This spicy peanut tofu is tossed in sweet, maple-y, garlic sauce and is perfect over salad, on rice or noodles or in a sandwich or wrap. The baking process gives the tofu a hearty, chewy texture which acts as the perfect contrast to a salad of tender greens and crunchy veggies. You can also have them with rice or noodles, in a sandwich or wrap, or wherever you like really. There are no rules! Click here for the printable recipe.
Baked Spicy Peanut Tofu Recipe
Simply mix the marinade ingredients together and toss in your cubed pressed tofu. Using pressed tofu will give you a firm, chewy, satisfying texture.
It’s best to marinate the tofu for at least one hour. I like to start marinating in the morning so it will be ready to make for dinner. However, I try not to leave it for more than 8 hours as the tofu can get too saturated and become crumbly.
After marinating, drain the tofu but reserve the marinade; we’re going to use it as a sauce. Toss the tofu with ground peanuts and flour and bake for about 30 minutes, flipping halfway through. In the meantime, you can simmer the marinade and reduce it to create a sweet and spicy sauce.

INFORMATION SUPPLIED:
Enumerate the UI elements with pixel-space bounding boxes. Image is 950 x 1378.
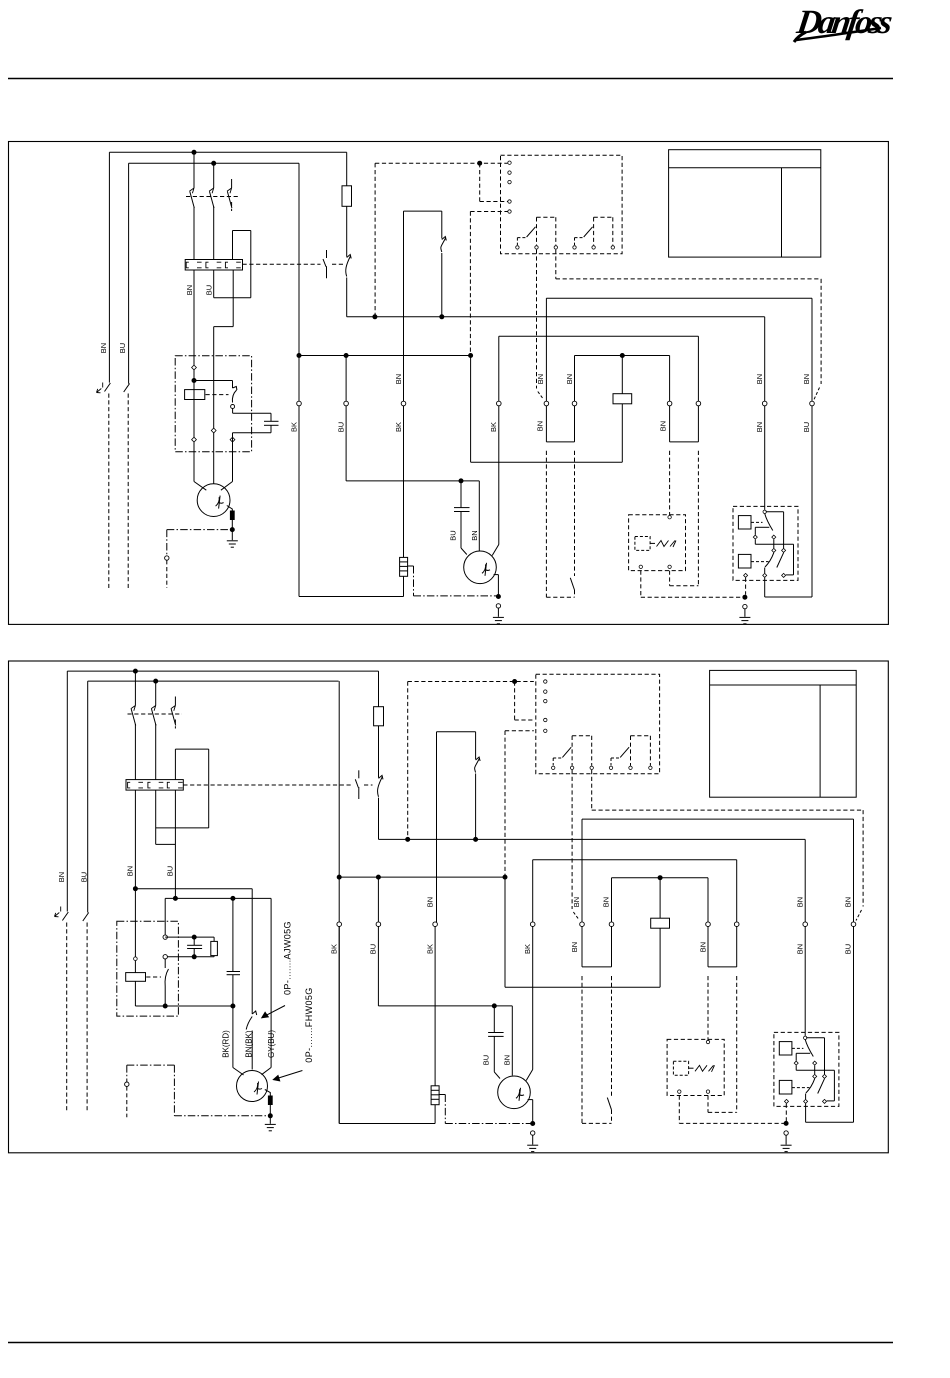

PROBLEM A: According to the baked spicy peanut tofu recipe, what is the longest the tofu should marinate, and why?
PROBLEM B: Please continue the baked spicy peanut tofu recipe from where it stops.
The lines are separate material, unrelated to the recipe text.

EXPECTED OUTPUT A: No more than 8 hours, because the tofu can get too saturated and become crumbly.

EXPECTED OUTPUT B:
Finally, toss the baked tofu and sauce together and PRESTO! This tofu is so delicious. I hope you give it a try!
Printable Recipe for Vegan Spicy Baked Peanut Tofu
- 1 14oz package of pressed tofu
- 1/2 cup vegetable broth
- 3 tablespoons maple syrup (or other liquid sweetener)
- 1 tablespoon peanut butter
- 1 tablespoon garlic chili Sambal Oelek sauce (or see above for substitutions)
- 1 clove garlic
- about 1/2 teaspoon fresh ginger
- 1/4 cup roasted peanuts
- 2 tablespoons rice flour (or flour/starch of choice)
- Plus salt/pepper to taste
- Preheat your oven to 375°F (190°C). Prepare the tofu by drying off the block and cutting into 1/2" - 1" cubes.
- Combine the marinade ingredients in a bowl and mix well. Add the tofu to the bowl and submerge the pieces. Let marinate in the fridge for a minimum of one hour and up to 8 hours or overnight.
- For the coating, pulse the ingredients in a food processor or blender until the peanuts are broken down.
- Drain tofu, while reserving the marinade, and toss in the coating in a large bowl. Transfer the tofu to a parchment lined baking sheet, spreading out the pieces so they don't stick together while baking. Bake for 15 minutes, flip the pieces, and bake for another 15 minutes or until the tofu is golden with crispy edges.
- While the tofu is baking, bring the leftover marinade to a simmer over medium high heat. Simmer to reduce the volume by about half; this takes about 10 minutes. Then set the thickened sauce aside to cool.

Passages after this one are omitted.